Layout element annotations:
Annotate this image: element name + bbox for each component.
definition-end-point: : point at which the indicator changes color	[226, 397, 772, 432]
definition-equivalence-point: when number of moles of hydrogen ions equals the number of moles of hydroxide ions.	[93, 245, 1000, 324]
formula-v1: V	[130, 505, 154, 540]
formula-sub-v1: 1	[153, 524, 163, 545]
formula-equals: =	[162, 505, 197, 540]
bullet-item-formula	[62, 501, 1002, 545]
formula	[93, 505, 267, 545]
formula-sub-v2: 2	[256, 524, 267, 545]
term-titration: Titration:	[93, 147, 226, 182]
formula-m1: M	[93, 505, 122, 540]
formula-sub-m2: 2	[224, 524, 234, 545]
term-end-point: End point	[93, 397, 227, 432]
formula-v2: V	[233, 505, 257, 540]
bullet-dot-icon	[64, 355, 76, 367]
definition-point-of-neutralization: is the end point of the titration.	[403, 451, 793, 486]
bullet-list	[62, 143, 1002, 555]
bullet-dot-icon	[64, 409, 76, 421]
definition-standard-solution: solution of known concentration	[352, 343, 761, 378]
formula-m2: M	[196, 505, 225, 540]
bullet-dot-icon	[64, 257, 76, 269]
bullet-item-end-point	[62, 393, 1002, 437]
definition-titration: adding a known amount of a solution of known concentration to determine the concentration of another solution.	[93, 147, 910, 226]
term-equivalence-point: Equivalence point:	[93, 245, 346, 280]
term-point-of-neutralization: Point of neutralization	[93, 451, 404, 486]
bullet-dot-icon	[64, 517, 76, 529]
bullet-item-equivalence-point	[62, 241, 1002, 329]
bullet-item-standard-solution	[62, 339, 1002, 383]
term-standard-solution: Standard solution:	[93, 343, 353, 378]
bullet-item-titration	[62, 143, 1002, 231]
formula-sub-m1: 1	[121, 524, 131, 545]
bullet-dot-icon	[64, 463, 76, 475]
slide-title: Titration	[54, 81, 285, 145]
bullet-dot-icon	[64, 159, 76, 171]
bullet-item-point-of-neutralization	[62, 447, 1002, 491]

## Task statement
Present everything from the first entry down to and including the one containing "147, 226, 182]" as a Markdown table with the columns Row and Line, numbering each entry and leaving out blank lines.

## Problem solution
| Row | Line |
|---|---|
| 1 | Annotate this image: element name + bbox for each component. |
| 2 | definition-end-point: : point at which the indicator changes color	[226, 397, 772, 432] |
| 3 | definition-equivalence-point: when number of moles of hydrogen ions equals the number of moles of hydroxide ions.	[93, 245, 1000, 324] |
| 4 | formula-v1: V	[130, 505, 154, 540] |
| 5 | formula-sub-v1: 1	[153, 524, 163, 545] |
| 6 | formula-equals: =	[162, 505, 197, 540] |
| 7 | bullet-item-formula	[62, 501, 1002, 545] |
| 8 | formula	[93, 505, 267, 545] |
| 9 | formula-sub-v2: 2	[256, 524, 267, 545] |
| 10 | term-titration: Titration:	[93, 147, 226, 182] |